Copy all lines below containing "heading".

Records for the task:
▽

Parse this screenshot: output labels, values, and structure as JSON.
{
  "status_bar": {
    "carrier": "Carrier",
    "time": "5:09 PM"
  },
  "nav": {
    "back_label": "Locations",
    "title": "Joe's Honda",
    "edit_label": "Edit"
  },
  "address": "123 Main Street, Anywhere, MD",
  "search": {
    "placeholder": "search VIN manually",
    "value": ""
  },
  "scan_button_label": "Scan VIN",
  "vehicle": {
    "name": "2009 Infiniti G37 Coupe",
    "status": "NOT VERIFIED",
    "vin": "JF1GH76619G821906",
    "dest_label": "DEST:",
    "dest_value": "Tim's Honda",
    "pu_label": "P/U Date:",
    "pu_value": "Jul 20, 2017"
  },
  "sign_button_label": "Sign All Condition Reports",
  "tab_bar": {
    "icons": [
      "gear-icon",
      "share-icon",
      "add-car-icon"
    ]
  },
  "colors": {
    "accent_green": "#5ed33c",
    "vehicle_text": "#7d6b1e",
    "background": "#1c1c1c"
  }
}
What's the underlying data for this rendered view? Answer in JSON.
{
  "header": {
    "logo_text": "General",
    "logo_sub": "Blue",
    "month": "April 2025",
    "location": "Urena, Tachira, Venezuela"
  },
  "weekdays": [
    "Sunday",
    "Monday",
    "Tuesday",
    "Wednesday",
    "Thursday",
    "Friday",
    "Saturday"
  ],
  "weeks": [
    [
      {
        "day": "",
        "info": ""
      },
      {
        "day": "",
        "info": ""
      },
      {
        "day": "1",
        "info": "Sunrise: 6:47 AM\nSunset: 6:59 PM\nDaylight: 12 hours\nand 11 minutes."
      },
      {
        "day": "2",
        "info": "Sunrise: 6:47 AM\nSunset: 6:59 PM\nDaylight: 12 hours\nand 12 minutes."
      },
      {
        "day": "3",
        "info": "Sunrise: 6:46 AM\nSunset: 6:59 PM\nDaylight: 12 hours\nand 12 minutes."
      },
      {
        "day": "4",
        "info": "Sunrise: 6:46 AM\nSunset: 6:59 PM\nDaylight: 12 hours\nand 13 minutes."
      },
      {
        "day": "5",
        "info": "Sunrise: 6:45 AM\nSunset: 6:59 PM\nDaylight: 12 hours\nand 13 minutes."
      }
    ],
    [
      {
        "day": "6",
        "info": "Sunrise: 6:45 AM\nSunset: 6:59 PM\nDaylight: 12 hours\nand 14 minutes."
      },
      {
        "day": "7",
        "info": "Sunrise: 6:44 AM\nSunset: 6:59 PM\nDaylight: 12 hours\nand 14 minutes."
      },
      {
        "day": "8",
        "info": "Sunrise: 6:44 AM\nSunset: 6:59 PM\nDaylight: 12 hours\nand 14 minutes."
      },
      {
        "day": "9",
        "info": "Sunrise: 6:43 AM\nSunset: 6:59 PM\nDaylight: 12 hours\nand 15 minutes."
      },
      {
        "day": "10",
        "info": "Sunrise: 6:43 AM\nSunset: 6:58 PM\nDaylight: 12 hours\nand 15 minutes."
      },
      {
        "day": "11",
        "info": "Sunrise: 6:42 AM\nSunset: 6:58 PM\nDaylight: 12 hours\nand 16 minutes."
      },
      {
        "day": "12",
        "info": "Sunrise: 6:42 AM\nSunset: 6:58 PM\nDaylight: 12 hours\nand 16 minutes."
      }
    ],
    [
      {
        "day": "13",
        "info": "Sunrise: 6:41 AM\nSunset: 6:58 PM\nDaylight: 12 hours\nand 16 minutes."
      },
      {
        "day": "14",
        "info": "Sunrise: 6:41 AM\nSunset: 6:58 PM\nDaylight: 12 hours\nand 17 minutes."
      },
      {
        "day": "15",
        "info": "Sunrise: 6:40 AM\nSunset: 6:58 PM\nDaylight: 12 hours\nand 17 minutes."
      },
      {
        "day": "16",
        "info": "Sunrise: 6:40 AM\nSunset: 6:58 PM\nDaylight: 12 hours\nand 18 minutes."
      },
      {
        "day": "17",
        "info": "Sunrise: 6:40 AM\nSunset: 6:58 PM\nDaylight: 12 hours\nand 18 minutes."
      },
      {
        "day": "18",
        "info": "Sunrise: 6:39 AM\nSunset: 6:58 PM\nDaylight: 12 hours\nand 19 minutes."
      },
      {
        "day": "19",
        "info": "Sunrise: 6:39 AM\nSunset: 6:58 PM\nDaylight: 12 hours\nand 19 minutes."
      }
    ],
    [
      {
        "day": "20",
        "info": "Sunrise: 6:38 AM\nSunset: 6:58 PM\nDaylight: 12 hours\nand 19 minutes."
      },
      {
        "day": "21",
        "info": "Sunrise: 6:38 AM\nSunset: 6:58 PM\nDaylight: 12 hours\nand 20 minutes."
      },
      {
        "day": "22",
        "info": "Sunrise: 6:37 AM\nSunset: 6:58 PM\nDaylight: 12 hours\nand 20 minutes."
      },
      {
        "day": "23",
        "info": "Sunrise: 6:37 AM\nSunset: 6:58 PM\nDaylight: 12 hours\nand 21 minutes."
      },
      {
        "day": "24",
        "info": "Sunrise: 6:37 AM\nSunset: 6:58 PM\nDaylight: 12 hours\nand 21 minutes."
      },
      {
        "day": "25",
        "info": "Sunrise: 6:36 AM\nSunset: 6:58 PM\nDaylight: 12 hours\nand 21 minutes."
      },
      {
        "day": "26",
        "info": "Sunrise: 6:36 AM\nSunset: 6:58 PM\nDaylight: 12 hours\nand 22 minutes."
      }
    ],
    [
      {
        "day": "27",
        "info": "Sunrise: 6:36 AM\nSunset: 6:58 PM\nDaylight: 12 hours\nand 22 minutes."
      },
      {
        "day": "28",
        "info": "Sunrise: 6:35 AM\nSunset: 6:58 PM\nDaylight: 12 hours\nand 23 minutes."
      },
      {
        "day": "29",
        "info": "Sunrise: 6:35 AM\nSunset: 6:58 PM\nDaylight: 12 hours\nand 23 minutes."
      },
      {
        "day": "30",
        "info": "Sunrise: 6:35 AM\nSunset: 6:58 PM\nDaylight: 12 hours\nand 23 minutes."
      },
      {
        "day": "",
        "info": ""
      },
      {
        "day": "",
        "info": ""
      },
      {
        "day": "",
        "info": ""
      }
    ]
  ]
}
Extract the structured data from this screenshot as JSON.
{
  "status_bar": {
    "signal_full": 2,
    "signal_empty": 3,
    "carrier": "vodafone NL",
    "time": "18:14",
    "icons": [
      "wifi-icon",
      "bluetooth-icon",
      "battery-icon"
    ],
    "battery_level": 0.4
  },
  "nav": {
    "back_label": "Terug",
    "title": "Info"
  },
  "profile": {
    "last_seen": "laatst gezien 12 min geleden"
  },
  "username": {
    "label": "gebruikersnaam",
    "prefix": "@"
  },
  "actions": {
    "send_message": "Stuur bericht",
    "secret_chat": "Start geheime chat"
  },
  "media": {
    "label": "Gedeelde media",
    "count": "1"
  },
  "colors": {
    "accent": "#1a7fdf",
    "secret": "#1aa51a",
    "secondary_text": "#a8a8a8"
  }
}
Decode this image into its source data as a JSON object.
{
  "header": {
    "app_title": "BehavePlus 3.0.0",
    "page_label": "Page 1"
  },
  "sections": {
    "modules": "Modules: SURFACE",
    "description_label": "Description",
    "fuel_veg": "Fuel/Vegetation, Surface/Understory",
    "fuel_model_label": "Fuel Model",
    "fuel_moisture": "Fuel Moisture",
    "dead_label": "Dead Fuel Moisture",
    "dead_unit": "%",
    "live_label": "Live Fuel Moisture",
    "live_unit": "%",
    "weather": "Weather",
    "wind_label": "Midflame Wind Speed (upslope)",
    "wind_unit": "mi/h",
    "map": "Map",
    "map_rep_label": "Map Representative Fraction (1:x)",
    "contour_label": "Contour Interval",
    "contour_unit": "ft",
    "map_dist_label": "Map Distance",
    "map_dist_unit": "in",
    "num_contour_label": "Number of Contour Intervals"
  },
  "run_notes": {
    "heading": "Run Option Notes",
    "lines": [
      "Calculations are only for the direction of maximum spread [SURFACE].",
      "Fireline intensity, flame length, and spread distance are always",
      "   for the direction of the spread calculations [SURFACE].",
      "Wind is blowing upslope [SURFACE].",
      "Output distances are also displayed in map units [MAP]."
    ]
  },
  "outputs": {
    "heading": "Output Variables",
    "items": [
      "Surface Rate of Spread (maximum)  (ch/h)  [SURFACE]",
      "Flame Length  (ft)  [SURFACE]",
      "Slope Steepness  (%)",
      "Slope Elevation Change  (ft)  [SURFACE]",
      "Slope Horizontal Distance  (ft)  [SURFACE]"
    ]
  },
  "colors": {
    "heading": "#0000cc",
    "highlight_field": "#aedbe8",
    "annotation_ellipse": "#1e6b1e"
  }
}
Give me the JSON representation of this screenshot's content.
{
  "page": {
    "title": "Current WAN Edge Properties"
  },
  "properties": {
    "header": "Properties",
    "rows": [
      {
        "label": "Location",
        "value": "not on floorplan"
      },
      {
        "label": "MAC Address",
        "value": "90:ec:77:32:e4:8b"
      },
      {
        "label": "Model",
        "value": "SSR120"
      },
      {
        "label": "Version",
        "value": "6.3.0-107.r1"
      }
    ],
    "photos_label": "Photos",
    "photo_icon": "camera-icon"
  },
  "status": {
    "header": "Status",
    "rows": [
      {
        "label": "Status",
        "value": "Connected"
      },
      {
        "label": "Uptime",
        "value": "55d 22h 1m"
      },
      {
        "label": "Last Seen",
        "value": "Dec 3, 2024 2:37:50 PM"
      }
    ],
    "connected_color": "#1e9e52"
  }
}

△

Written solution:
    "heading": "Run Option Notes",
    "heading": "Output Variables",
    "heading": "#0000cc",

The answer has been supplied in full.